Task prompt: Transcribe every entry word for word, leaving out all images.

-------- Provided records --------

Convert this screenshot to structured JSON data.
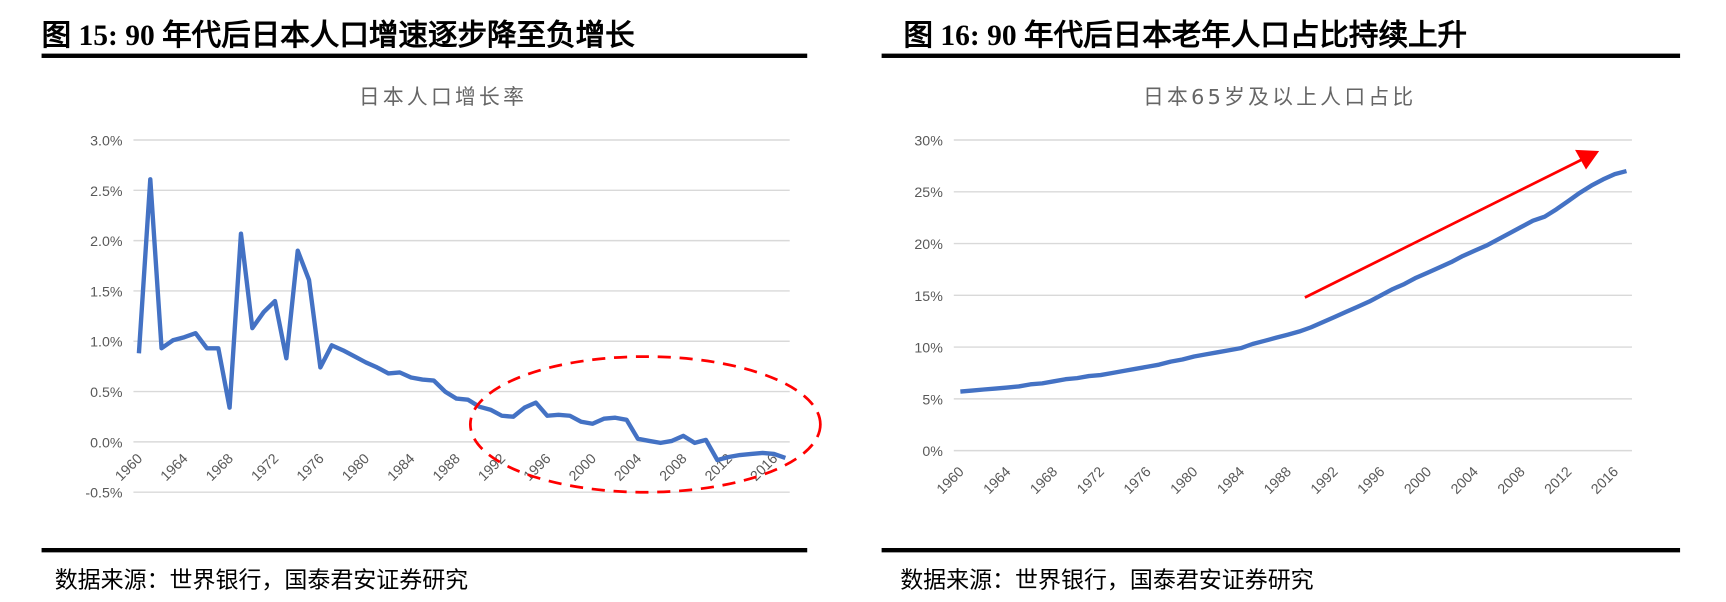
{
  "left": {
    "figure_title": "图 15:  90 年代后日本人口增速逐步降至负增长",
    "source": "数据来源：世界银行，国泰君安证券研究"
  },
  "right": {
    "figure_title": "图 16:  90 年代后日本老年人口占比持续上升",
    "source": "数据来源：世界银行，国泰君安证券研究"
  },
  "chart_data": [
    {
      "type": "line",
      "title": "日本人口增长率",
      "xlabel": "",
      "ylabel": "",
      "ylim": [
        -0.5,
        3.0
      ],
      "yticks": [
        "3.0%",
        "2.5%",
        "2.0%",
        "1.5%",
        "1.0%",
        "0.5%",
        "0.0%",
        "-0.5%"
      ],
      "yunit": "%",
      "xticks": [
        "1960",
        "1964",
        "1968",
        "1972",
        "1976",
        "1980",
        "1984",
        "1988",
        "1992",
        "1996",
        "2000",
        "2004",
        "2008",
        "2012",
        "2016"
      ],
      "grid": true,
      "line_color": "#4472C4",
      "annotation": {
        "shape": "dashed-ellipse",
        "color": "#FF0000",
        "covers": "1990-2017"
      },
      "x": [
        1960,
        1961,
        1962,
        1963,
        1964,
        1965,
        1966,
        1967,
        1968,
        1969,
        1970,
        1971,
        1972,
        1973,
        1974,
        1975,
        1976,
        1977,
        1978,
        1979,
        1980,
        1981,
        1982,
        1983,
        1984,
        1985,
        1986,
        1987,
        1988,
        1989,
        1990,
        1991,
        1992,
        1993,
        1994,
        1995,
        1996,
        1997,
        1998,
        1999,
        2000,
        2001,
        2002,
        2003,
        2004,
        2005,
        2006,
        2007,
        2008,
        2009,
        2010,
        2011,
        2012,
        2013,
        2014,
        2015,
        2016,
        2017
      ],
      "values": [
        0.88,
        2.61,
        0.93,
        1.01,
        1.04,
        1.08,
        0.93,
        0.93,
        0.34,
        2.07,
        1.13,
        1.29,
        1.4,
        0.83,
        1.9,
        1.61,
        0.74,
        0.96,
        0.91,
        0.85,
        0.79,
        0.74,
        0.68,
        0.69,
        0.64,
        0.62,
        0.61,
        0.5,
        0.43,
        0.42,
        0.35,
        0.32,
        0.26,
        0.25,
        0.34,
        0.39,
        0.26,
        0.27,
        0.26,
        0.2,
        0.18,
        0.23,
        0.24,
        0.22,
        0.03,
        0.01,
        -0.01,
        0.01,
        0.06,
        -0.01,
        0.02,
        -0.18,
        -0.15,
        -0.13,
        -0.12,
        -0.11,
        -0.12,
        -0.16
      ]
    },
    {
      "type": "line",
      "title": "日本65岁及以上人口占比",
      "xlabel": "",
      "ylabel": "",
      "ylim": [
        0,
        30
      ],
      "yticks": [
        "30%",
        "25%",
        "20%",
        "15%",
        "10%",
        "5%",
        "0%"
      ],
      "yunit": "%",
      "xticks": [
        "1960",
        "1964",
        "1968",
        "1972",
        "1976",
        "1980",
        "1984",
        "1988",
        "1992",
        "1996",
        "2000",
        "2004",
        "2008",
        "2012",
        "2016"
      ],
      "grid": true,
      "line_color": "#4472C4",
      "annotation": {
        "shape": "arrow",
        "color": "#FF0000",
        "direction": "up-right"
      },
      "x": [
        1960,
        1961,
        1962,
        1963,
        1964,
        1965,
        1966,
        1967,
        1968,
        1969,
        1970,
        1971,
        1972,
        1973,
        1974,
        1975,
        1976,
        1977,
        1978,
        1979,
        1980,
        1981,
        1982,
        1983,
        1984,
        1985,
        1986,
        1987,
        1988,
        1989,
        1990,
        1991,
        1992,
        1993,
        1994,
        1995,
        1996,
        1997,
        1998,
        1999,
        2000,
        2001,
        2002,
        2003,
        2004,
        2005,
        2006,
        2007,
        2008,
        2009,
        2010,
        2011,
        2012,
        2013,
        2014,
        2015,
        2016,
        2017
      ],
      "values": [
        5.7,
        5.8,
        5.9,
        6.0,
        6.1,
        6.2,
        6.4,
        6.5,
        6.7,
        6.9,
        7.0,
        7.2,
        7.3,
        7.5,
        7.7,
        7.9,
        8.1,
        8.3,
        8.6,
        8.8,
        9.1,
        9.3,
        9.5,
        9.7,
        9.9,
        10.3,
        10.6,
        10.9,
        11.2,
        11.5,
        11.9,
        12.4,
        12.9,
        13.4,
        13.9,
        14.4,
        15.0,
        15.6,
        16.1,
        16.7,
        17.2,
        17.7,
        18.2,
        18.8,
        19.3,
        19.8,
        20.4,
        21.0,
        21.6,
        22.2,
        22.6,
        23.3,
        24.1,
        24.9,
        25.6,
        26.2,
        26.7,
        27.0
      ]
    }
  ]
}
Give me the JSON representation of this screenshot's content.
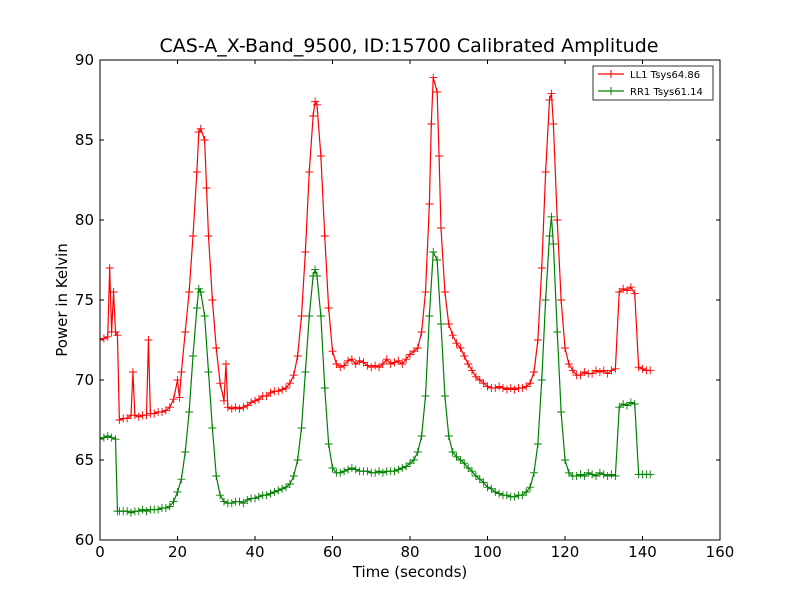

--------

The response:
Convert this screenshot to structured JSON data.
{
  "left": {
    "figure_title": "图 15:  90 年代后日本人口增速逐步降至负增长",
    "source": "数据来源：世界银行，国泰君安证券研究"
  },
  "right": {
    "figure_title": "图 16:  90 年代后日本老年人口占比持续上升",
    "source": "数据来源：世界银行，国泰君安证券研究"
  },
  "chart_data": [
    {
      "type": "line",
      "title": "日本人口增长率",
      "xlabel": "",
      "ylabel": "",
      "ylim": [
        -0.5,
        3.0
      ],
      "yticks": [
        "3.0%",
        "2.5%",
        "2.0%",
        "1.5%",
        "1.0%",
        "0.5%",
        "0.0%",
        "-0.5%"
      ],
      "yunit": "%",
      "xticks": [
        "1960",
        "1964",
        "1968",
        "1972",
        "1976",
        "1980",
        "1984",
        "1988",
        "1992",
        "1996",
        "2000",
        "2004",
        "2008",
        "2012",
        "2016"
      ],
      "grid": true,
      "line_color": "#4472C4",
      "annotation": {
        "shape": "dashed-ellipse",
        "color": "#FF0000",
        "covers": "1990-2017"
      },
      "x": [
        1960,
        1961,
        1962,
        1963,
        1964,
        1965,
        1966,
        1967,
        1968,
        1969,
        1970,
        1971,
        1972,
        1973,
        1974,
        1975,
        1976,
        1977,
        1978,
        1979,
        1980,
        1981,
        1982,
        1983,
        1984,
        1985,
        1986,
        1987,
        1988,
        1989,
        1990,
        1991,
        1992,
        1993,
        1994,
        1995,
        1996,
        1997,
        1998,
        1999,
        2000,
        2001,
        2002,
        2003,
        2004,
        2005,
        2006,
        2007,
        2008,
        2009,
        2010,
        2011,
        2012,
        2013,
        2014,
        2015,
        2016,
        2017
      ],
      "values": [
        0.88,
        2.61,
        0.93,
        1.01,
        1.04,
        1.08,
        0.93,
        0.93,
        0.34,
        2.07,
        1.13,
        1.29,
        1.4,
        0.83,
        1.9,
        1.61,
        0.74,
        0.96,
        0.91,
        0.85,
        0.79,
        0.74,
        0.68,
        0.69,
        0.64,
        0.62,
        0.61,
        0.5,
        0.43,
        0.42,
        0.35,
        0.32,
        0.26,
        0.25,
        0.34,
        0.39,
        0.26,
        0.27,
        0.26,
        0.2,
        0.18,
        0.23,
        0.24,
        0.22,
        0.03,
        0.01,
        -0.01,
        0.01,
        0.06,
        -0.01,
        0.02,
        -0.18,
        -0.15,
        -0.13,
        -0.12,
        -0.11,
        -0.12,
        -0.16
      ]
    },
    {
      "type": "line",
      "title": "日本65岁及以上人口占比",
      "xlabel": "",
      "ylabel": "",
      "ylim": [
        0,
        30
      ],
      "yticks": [
        "30%",
        "25%",
        "20%",
        "15%",
        "10%",
        "5%",
        "0%"
      ],
      "yunit": "%",
      "xticks": [
        "1960",
        "1964",
        "1968",
        "1972",
        "1976",
        "1980",
        "1984",
        "1988",
        "1992",
        "1996",
        "2000",
        "2004",
        "2008",
        "2012",
        "2016"
      ],
      "grid": true,
      "line_color": "#4472C4",
      "annotation": {
        "shape": "arrow",
        "color": "#FF0000",
        "direction": "up-right"
      },
      "x": [
        1960,
        1961,
        1962,
        1963,
        1964,
        1965,
        1966,
        1967,
        1968,
        1969,
        1970,
        1971,
        1972,
        1973,
        1974,
        1975,
        1976,
        1977,
        1978,
        1979,
        1980,
        1981,
        1982,
        1983,
        1984,
        1985,
        1986,
        1987,
        1988,
        1989,
        1990,
        1991,
        1992,
        1993,
        1994,
        1995,
        1996,
        1997,
        1998,
        1999,
        2000,
        2001,
        2002,
        2003,
        2004,
        2005,
        2006,
        2007,
        2008,
        2009,
        2010,
        2011,
        2012,
        2013,
        2014,
        2015,
        2016,
        2017
      ],
      "values": [
        5.7,
        5.8,
        5.9,
        6.0,
        6.1,
        6.2,
        6.4,
        6.5,
        6.7,
        6.9,
        7.0,
        7.2,
        7.3,
        7.5,
        7.7,
        7.9,
        8.1,
        8.3,
        8.6,
        8.8,
        9.1,
        9.3,
        9.5,
        9.7,
        9.9,
        10.3,
        10.6,
        10.9,
        11.2,
        11.5,
        11.9,
        12.4,
        12.9,
        13.4,
        13.9,
        14.4,
        15.0,
        15.6,
        16.1,
        16.7,
        17.2,
        17.7,
        18.2,
        18.8,
        19.3,
        19.8,
        20.4,
        21.0,
        21.6,
        22.2,
        22.6,
        23.3,
        24.1,
        24.9,
        25.6,
        26.2,
        26.7,
        27.0
      ]
    }
  ]
}
Give me the JSON representation of this screenshot's content.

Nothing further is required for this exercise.